Brief
Select the lines of the records containing the word "JSON" and list them.

[Rows from a figure dataset]
********

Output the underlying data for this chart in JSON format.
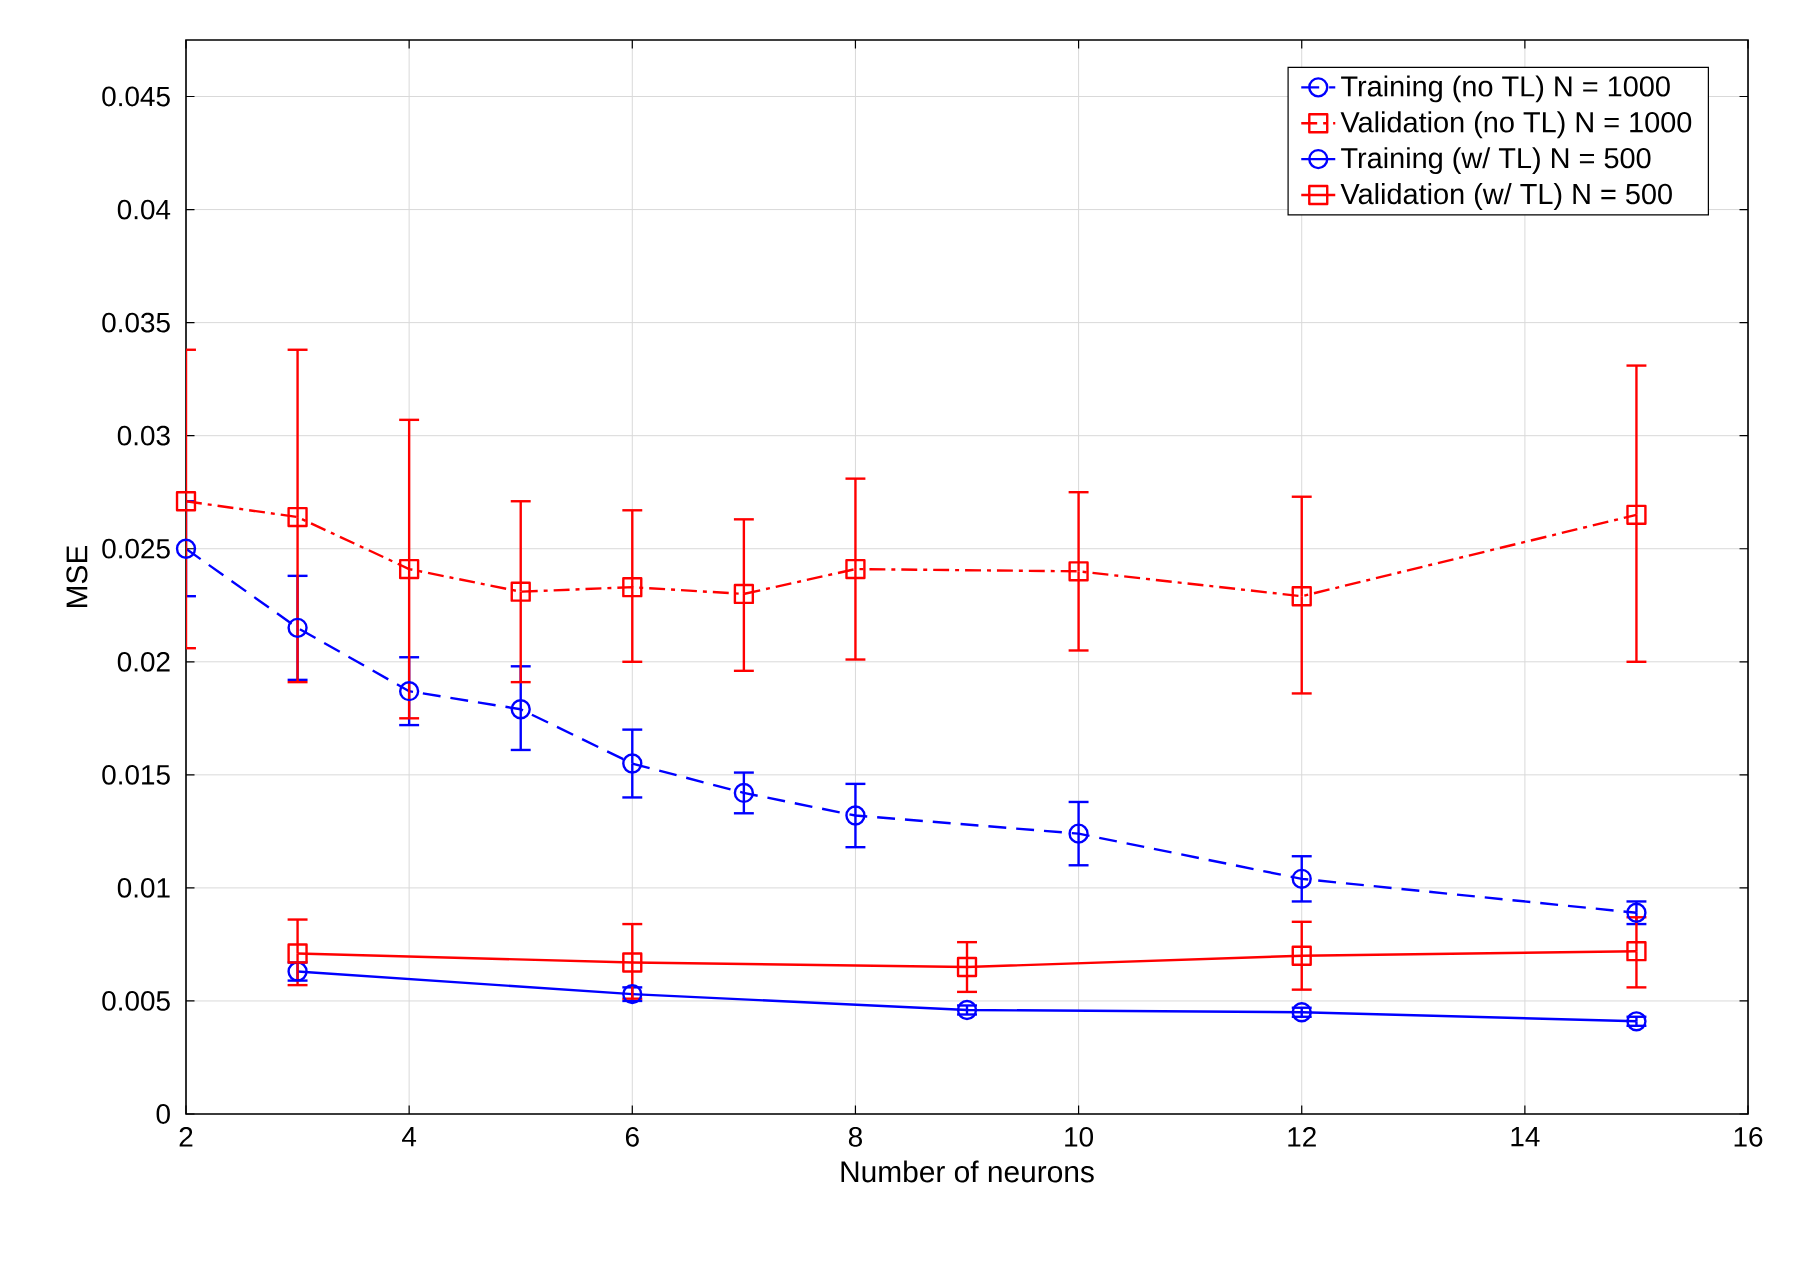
{
  "chart_data": {
    "type": "line",
    "xlabel": "Number of neurons",
    "ylabel": "MSE",
    "xlim": [
      2,
      16
    ],
    "xticks": [
      2,
      4,
      6,
      8,
      10,
      12,
      14,
      16
    ],
    "ylim": [
      0,
      0.0475
    ],
    "yticks": [
      0,
      0.005,
      0.01,
      0.015,
      0.02,
      0.025,
      0.03,
      0.035,
      0.04,
      0.045
    ],
    "grid": true,
    "legend": "top right",
    "series": [
      {
        "name": "Training (no TL) N = 1000",
        "color": "#0000ff",
        "marker": "circle",
        "line_style": "dashed",
        "x": [
          2,
          3,
          4,
          5,
          6,
          7,
          8,
          10,
          12,
          15
        ],
        "values": [
          0.025,
          0.0215,
          0.0187,
          0.0179,
          0.0155,
          0.0142,
          0.0132,
          0.0124,
          0.0104,
          0.0089
        ],
        "errors": [
          [
            0.0229,
            0.0271
          ],
          [
            0.0192,
            0.0238
          ],
          [
            0.0172,
            0.0202
          ],
          [
            0.0161,
            0.0198
          ],
          [
            0.014,
            0.017
          ],
          [
            0.0133,
            0.0151
          ],
          [
            0.0118,
            0.0146
          ],
          [
            0.011,
            0.0138
          ],
          [
            0.0094,
            0.0114
          ],
          [
            0.0084,
            0.0094
          ]
        ]
      },
      {
        "name": "Validation (no TL) N = 1000",
        "color": "#ff0000",
        "marker": "square",
        "line_style": "dashdot",
        "x": [
          2,
          3,
          4,
          5,
          6,
          7,
          8,
          10,
          12,
          15
        ],
        "values": [
          0.0271,
          0.0264,
          0.0241,
          0.0231,
          0.0233,
          0.023,
          0.0241,
          0.024,
          0.0229,
          0.0265
        ],
        "errors": [
          [
            0.0206,
            0.0338
          ],
          [
            0.0191,
            0.0338
          ],
          [
            0.0175,
            0.0307
          ],
          [
            0.0191,
            0.0271
          ],
          [
            0.02,
            0.0267
          ],
          [
            0.0196,
            0.0263
          ],
          [
            0.0201,
            0.0281
          ],
          [
            0.0205,
            0.0275
          ],
          [
            0.0186,
            0.0273
          ],
          [
            0.02,
            0.0331
          ]
        ]
      },
      {
        "name": "Training (w/ TL) N = 500",
        "color": "#0000ff",
        "marker": "circle",
        "line_style": "solid",
        "x": [
          3,
          6,
          9,
          12,
          15
        ],
        "values": [
          0.0063,
          0.0053,
          0.0046,
          0.0045,
          0.0041
        ],
        "errors": [
          [
            0.0059,
            0.0067
          ],
          [
            0.005,
            0.0056
          ],
          [
            0.0044,
            0.0048
          ],
          [
            0.0043,
            0.0047
          ],
          [
            0.0039,
            0.0043
          ]
        ]
      },
      {
        "name": "Validation (w/ TL) N = 500",
        "color": "#ff0000",
        "marker": "square",
        "line_style": "solid",
        "x": [
          3,
          6,
          9,
          12,
          15
        ],
        "values": [
          0.0071,
          0.0067,
          0.0065,
          0.007,
          0.0072
        ],
        "errors": [
          [
            0.0057,
            0.0086
          ],
          [
            0.0051,
            0.0084
          ],
          [
            0.0054,
            0.0076
          ],
          [
            0.0055,
            0.0085
          ],
          [
            0.0056,
            0.0087
          ]
        ]
      }
    ]
  }
}
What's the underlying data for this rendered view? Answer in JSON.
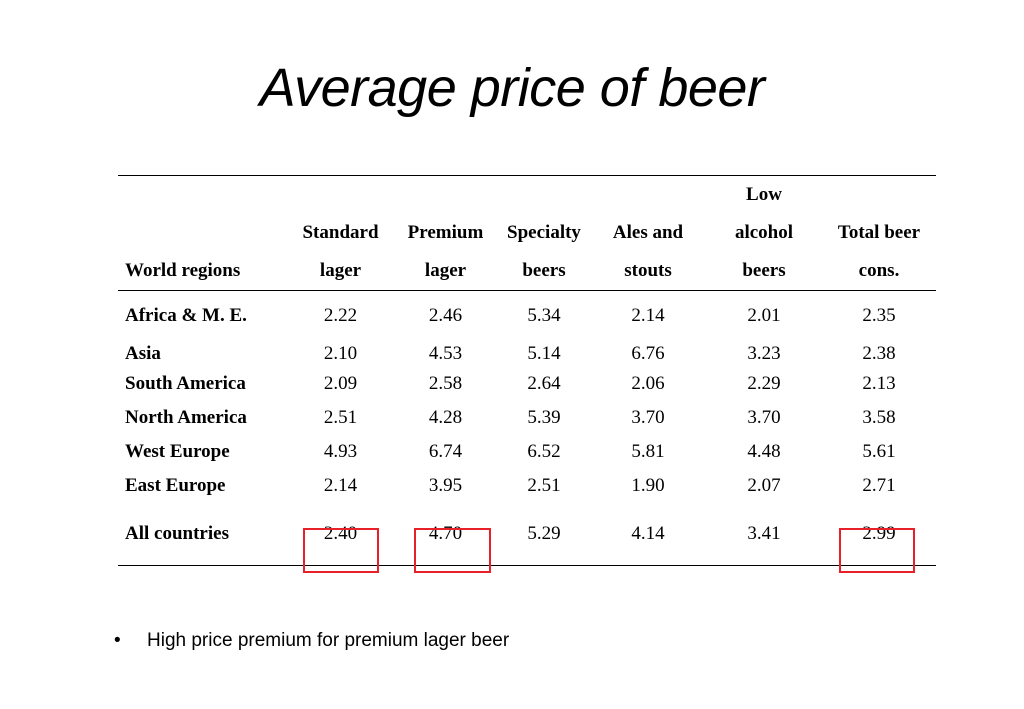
{
  "title": "Average price of beer",
  "table": {
    "headers": [
      {
        "label": "World regions",
        "lines": [
          "World regions"
        ]
      },
      {
        "label": "Standard lager",
        "lines": [
          "Standard",
          "lager"
        ]
      },
      {
        "label": "Premium lager",
        "lines": [
          "Premium",
          "lager"
        ]
      },
      {
        "label": "Specialty beers",
        "lines": [
          "Specialty",
          "beers"
        ]
      },
      {
        "label": "Ales and stouts",
        "lines": [
          "Ales and",
          "stouts"
        ]
      },
      {
        "label": "Low alcohol beers",
        "lines": [
          "Low",
          "alcohol",
          "beers"
        ]
      },
      {
        "label": "Total beer cons.",
        "lines": [
          "Total beer",
          "cons."
        ]
      }
    ],
    "rows": [
      {
        "region": "Africa & M. E.",
        "values": [
          "2.22",
          "2.46",
          "5.34",
          "2.14",
          "2.01",
          "2.35"
        ]
      },
      {
        "region": "Asia",
        "values": [
          "2.10",
          "4.53",
          "5.14",
          "6.76",
          "3.23",
          "2.38"
        ]
      },
      {
        "region": "South America",
        "values": [
          "2.09",
          "2.58",
          "2.64",
          "2.06",
          "2.29",
          "2.13"
        ]
      },
      {
        "region": "North America",
        "values": [
          "2.51",
          "4.28",
          "5.39",
          "3.70",
          "3.70",
          "3.58"
        ]
      },
      {
        "region": "West Europe",
        "values": [
          "4.93",
          "6.74",
          "6.52",
          "5.81",
          "4.48",
          "5.61"
        ]
      },
      {
        "region": "East Europe",
        "values": [
          "2.14",
          "3.95",
          "2.51",
          "1.90",
          "2.07",
          "2.71"
        ]
      },
      {
        "region": "All countries",
        "values": [
          "2.40",
          "4.70",
          "5.29",
          "4.14",
          "3.41",
          "2.99"
        ]
      }
    ],
    "highlighted_columns": [
      "Standard lager",
      "Premium lager",
      "Total beer cons."
    ],
    "highlight_color": "#e8202a"
  },
  "bullet": {
    "marker": "•",
    "text": "High price premium for premium lager beer"
  }
}
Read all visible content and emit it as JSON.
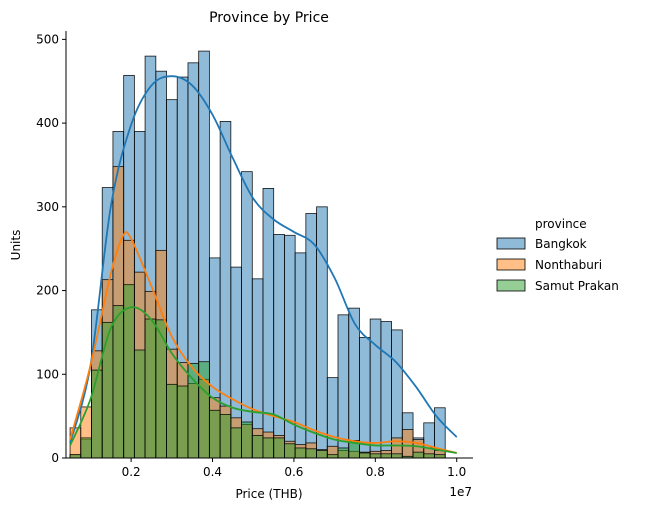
{
  "chart_data": {
    "type": "bar",
    "title": "Province by Price",
    "xlabel": "Price (THB)",
    "ylabel": "Units",
    "x_offset_label": "1e7",
    "xlim": [
      0.04,
      1.04
    ],
    "ylim": [
      0,
      510
    ],
    "x_ticks": [
      0.2,
      0.4,
      0.6,
      0.8,
      1.0
    ],
    "x_tick_labels": [
      "0.2",
      "0.4",
      "0.6",
      "0.8",
      "1.0"
    ],
    "y_ticks": [
      0,
      100,
      200,
      300,
      400,
      500
    ],
    "y_tick_labels": [
      "0",
      "100",
      "200",
      "300",
      "400",
      "500"
    ],
    "grid": false,
    "legend": {
      "title": "province",
      "position": "right"
    },
    "bin_edges": [
      0.05,
      0.0763,
      0.1027,
      0.129,
      0.1553,
      0.1817,
      0.208,
      0.2343,
      0.2607,
      0.287,
      0.3133,
      0.3397,
      0.366,
      0.3923,
      0.4187,
      0.445,
      0.4713,
      0.4977,
      0.524,
      0.5503,
      0.5767,
      0.603,
      0.6293,
      0.6557,
      0.682,
      0.7083,
      0.7347,
      0.761,
      0.7873,
      0.8137,
      0.84,
      0.8663,
      0.8927,
      0.919,
      0.9453,
      0.9717,
      0.998
    ],
    "series": [
      {
        "name": "Bangkok",
        "color": "#1f77b4",
        "values": [
          4,
          22,
          177,
          323,
          390,
          457,
          390,
          480,
          462,
          428,
          455,
          472,
          486,
          239,
          402,
          228,
          342,
          214,
          322,
          267,
          266,
          245,
          292,
          300,
          96,
          171,
          179,
          144,
          166,
          163,
          153,
          54,
          24,
          42,
          60,
          0
        ],
        "kde": [
          [
            0.05,
            18
          ],
          [
            0.1,
            110
          ],
          [
            0.15,
            300
          ],
          [
            0.2,
            398
          ],
          [
            0.25,
            445
          ],
          [
            0.3,
            456
          ],
          [
            0.35,
            445
          ],
          [
            0.4,
            410
          ],
          [
            0.45,
            358
          ],
          [
            0.5,
            310
          ],
          [
            0.55,
            285
          ],
          [
            0.6,
            270
          ],
          [
            0.65,
            255
          ],
          [
            0.7,
            215
          ],
          [
            0.75,
            160
          ],
          [
            0.8,
            135
          ],
          [
            0.85,
            115
          ],
          [
            0.9,
            85
          ],
          [
            0.95,
            50
          ],
          [
            1.0,
            25
          ]
        ]
      },
      {
        "name": "Nonthaburi",
        "color": "#ff7f0e",
        "values": [
          36,
          61,
          128,
          213,
          348,
          260,
          222,
          199,
          248,
          130,
          114,
          89,
          94,
          72,
          62,
          48,
          40,
          35,
          31,
          27,
          20,
          16,
          18,
          10,
          14,
          9,
          8,
          7,
          8,
          9,
          24,
          34,
          22,
          12,
          9,
          0
        ],
        "kde": [
          [
            0.05,
            22
          ],
          [
            0.1,
            110
          ],
          [
            0.15,
            220
          ],
          [
            0.18,
            265
          ],
          [
            0.2,
            262
          ],
          [
            0.25,
            205
          ],
          [
            0.3,
            145
          ],
          [
            0.35,
            108
          ],
          [
            0.4,
            85
          ],
          [
            0.45,
            70
          ],
          [
            0.5,
            58
          ],
          [
            0.55,
            50
          ],
          [
            0.6,
            43
          ],
          [
            0.65,
            33
          ],
          [
            0.7,
            25
          ],
          [
            0.75,
            20
          ],
          [
            0.8,
            18
          ],
          [
            0.85,
            20
          ],
          [
            0.9,
            18
          ],
          [
            0.95,
            12
          ],
          [
            1.0,
            6
          ]
        ]
      },
      {
        "name": "Samut Prakan",
        "color": "#2ca02c",
        "values": [
          4,
          24,
          105,
          162,
          182,
          207,
          129,
          166,
          165,
          88,
          86,
          113,
          115,
          57,
          52,
          36,
          43,
          27,
          24,
          24,
          17,
          12,
          11,
          9,
          4,
          12,
          21,
          6,
          5,
          5,
          5,
          2,
          7,
          5,
          4,
          0
        ],
        "kde": [
          [
            0.05,
            15
          ],
          [
            0.1,
            70
          ],
          [
            0.15,
            155
          ],
          [
            0.2,
            180
          ],
          [
            0.25,
            165
          ],
          [
            0.3,
            125
          ],
          [
            0.35,
            95
          ],
          [
            0.4,
            72
          ],
          [
            0.45,
            60
          ],
          [
            0.5,
            55
          ],
          [
            0.55,
            52
          ],
          [
            0.6,
            40
          ],
          [
            0.65,
            30
          ],
          [
            0.7,
            22
          ],
          [
            0.75,
            18
          ],
          [
            0.8,
            15
          ],
          [
            0.85,
            15
          ],
          [
            0.9,
            14
          ],
          [
            0.95,
            10
          ],
          [
            1.0,
            6
          ]
        ]
      }
    ]
  }
}
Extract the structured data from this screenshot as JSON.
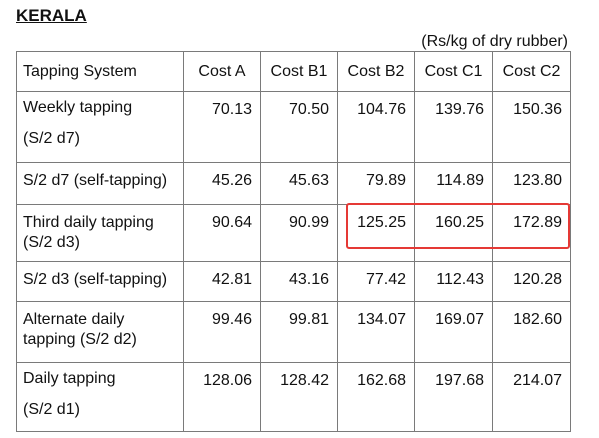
{
  "title": "KERALA",
  "unit_note": "(Rs/kg of dry rubber)",
  "table": {
    "columns": [
      "Tapping System",
      "Cost  A",
      "Cost B1",
      "Cost B2",
      "Cost C1",
      "Cost C2"
    ],
    "rows": [
      {
        "system": [
          "Weekly tapping",
          "(S/2 d7)"
        ],
        "values": [
          "70.13",
          "70.50",
          "104.76",
          "139.76",
          "150.36"
        ]
      },
      {
        "system": [
          "S/2 d7 (self-tapping)"
        ],
        "values": [
          "45.26",
          "45.63",
          "79.89",
          "114.89",
          "123.80"
        ]
      },
      {
        "system": [
          "Third daily tapping",
          "(S/2 d3)"
        ],
        "values": [
          "90.64",
          "90.99",
          "125.25",
          "160.25",
          "172.89"
        ]
      },
      {
        "system": [
          "S/2 d3 (self-tapping)"
        ],
        "values": [
          "42.81",
          "43.16",
          "77.42",
          "112.43",
          "120.28"
        ]
      },
      {
        "system": [
          "Alternate daily",
          "tapping (S/2 d2)"
        ],
        "values": [
          "99.46",
          "99.81",
          "134.07",
          "169.07",
          "182.60"
        ]
      },
      {
        "system": [
          "Daily tapping",
          "(S/2 d1)"
        ],
        "values": [
          "128.06",
          "128.42",
          "162.68",
          "197.68",
          "214.07"
        ]
      }
    ]
  },
  "highlight_color": "#e53935"
}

********

Answer to this task
Output the underlying data for this chart in JSON format.
What's the underlying data for this rendered view? Answer in JSON.
Read all visible content and emit it as JSON.
Extract the structured data from this screenshot as JSON.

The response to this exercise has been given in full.